Records from a data collection
========================================
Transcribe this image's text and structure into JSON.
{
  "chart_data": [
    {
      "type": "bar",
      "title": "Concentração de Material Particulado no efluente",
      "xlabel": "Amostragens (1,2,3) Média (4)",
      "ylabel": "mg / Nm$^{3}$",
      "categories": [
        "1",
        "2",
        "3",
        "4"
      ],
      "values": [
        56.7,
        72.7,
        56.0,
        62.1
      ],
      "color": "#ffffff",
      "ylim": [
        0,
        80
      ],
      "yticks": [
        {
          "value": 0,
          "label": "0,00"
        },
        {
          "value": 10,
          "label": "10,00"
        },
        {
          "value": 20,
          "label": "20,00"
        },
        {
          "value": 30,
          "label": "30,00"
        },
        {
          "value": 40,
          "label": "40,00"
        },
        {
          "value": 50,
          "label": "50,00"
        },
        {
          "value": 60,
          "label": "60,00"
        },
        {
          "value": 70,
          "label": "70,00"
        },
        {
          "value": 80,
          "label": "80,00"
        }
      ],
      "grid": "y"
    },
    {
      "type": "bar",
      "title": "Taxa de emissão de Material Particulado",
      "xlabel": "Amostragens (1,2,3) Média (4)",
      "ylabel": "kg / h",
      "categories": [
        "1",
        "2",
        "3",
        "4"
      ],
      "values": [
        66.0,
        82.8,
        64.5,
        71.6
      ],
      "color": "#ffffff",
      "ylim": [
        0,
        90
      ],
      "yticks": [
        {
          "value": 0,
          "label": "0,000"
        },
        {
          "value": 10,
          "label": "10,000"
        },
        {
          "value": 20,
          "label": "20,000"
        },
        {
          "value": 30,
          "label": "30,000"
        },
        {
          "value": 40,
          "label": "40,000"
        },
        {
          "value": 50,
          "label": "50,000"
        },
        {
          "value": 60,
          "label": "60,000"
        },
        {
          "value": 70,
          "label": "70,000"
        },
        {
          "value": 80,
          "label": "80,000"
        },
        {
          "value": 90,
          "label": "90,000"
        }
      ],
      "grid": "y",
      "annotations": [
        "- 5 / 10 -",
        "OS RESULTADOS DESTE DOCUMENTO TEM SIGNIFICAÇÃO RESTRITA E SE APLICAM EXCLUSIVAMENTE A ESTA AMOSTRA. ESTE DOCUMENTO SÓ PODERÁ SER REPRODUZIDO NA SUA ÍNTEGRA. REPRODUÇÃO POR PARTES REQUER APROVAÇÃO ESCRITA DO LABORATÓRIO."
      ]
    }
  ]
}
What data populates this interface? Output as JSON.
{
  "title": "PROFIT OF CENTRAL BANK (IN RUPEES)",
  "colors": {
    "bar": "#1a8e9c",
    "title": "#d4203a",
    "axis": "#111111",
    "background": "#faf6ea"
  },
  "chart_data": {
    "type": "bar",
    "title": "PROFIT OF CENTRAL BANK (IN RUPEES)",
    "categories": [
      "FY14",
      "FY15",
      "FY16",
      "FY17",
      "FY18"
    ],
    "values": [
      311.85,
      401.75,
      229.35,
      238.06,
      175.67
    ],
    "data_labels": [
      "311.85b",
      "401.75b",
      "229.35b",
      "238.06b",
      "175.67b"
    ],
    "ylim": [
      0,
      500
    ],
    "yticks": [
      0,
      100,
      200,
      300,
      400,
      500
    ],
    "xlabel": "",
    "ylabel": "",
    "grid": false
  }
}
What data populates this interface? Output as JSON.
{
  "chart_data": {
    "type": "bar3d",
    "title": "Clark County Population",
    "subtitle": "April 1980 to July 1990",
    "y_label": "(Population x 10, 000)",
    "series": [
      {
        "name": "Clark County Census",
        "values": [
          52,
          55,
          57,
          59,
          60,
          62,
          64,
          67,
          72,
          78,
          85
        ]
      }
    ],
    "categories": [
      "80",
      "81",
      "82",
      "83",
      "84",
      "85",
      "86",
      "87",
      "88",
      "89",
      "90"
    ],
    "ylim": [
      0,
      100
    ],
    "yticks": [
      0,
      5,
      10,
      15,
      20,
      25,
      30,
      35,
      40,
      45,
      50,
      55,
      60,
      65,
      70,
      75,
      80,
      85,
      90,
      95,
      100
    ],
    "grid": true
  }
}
========================================
= REQUIREMENTS =
Show each line holding the word "Particulado".

= TASK OUTPUT =
      "title": "Concentração de Material Particulado no efluente",
      "title": "Taxa de emissão de Material Particulado",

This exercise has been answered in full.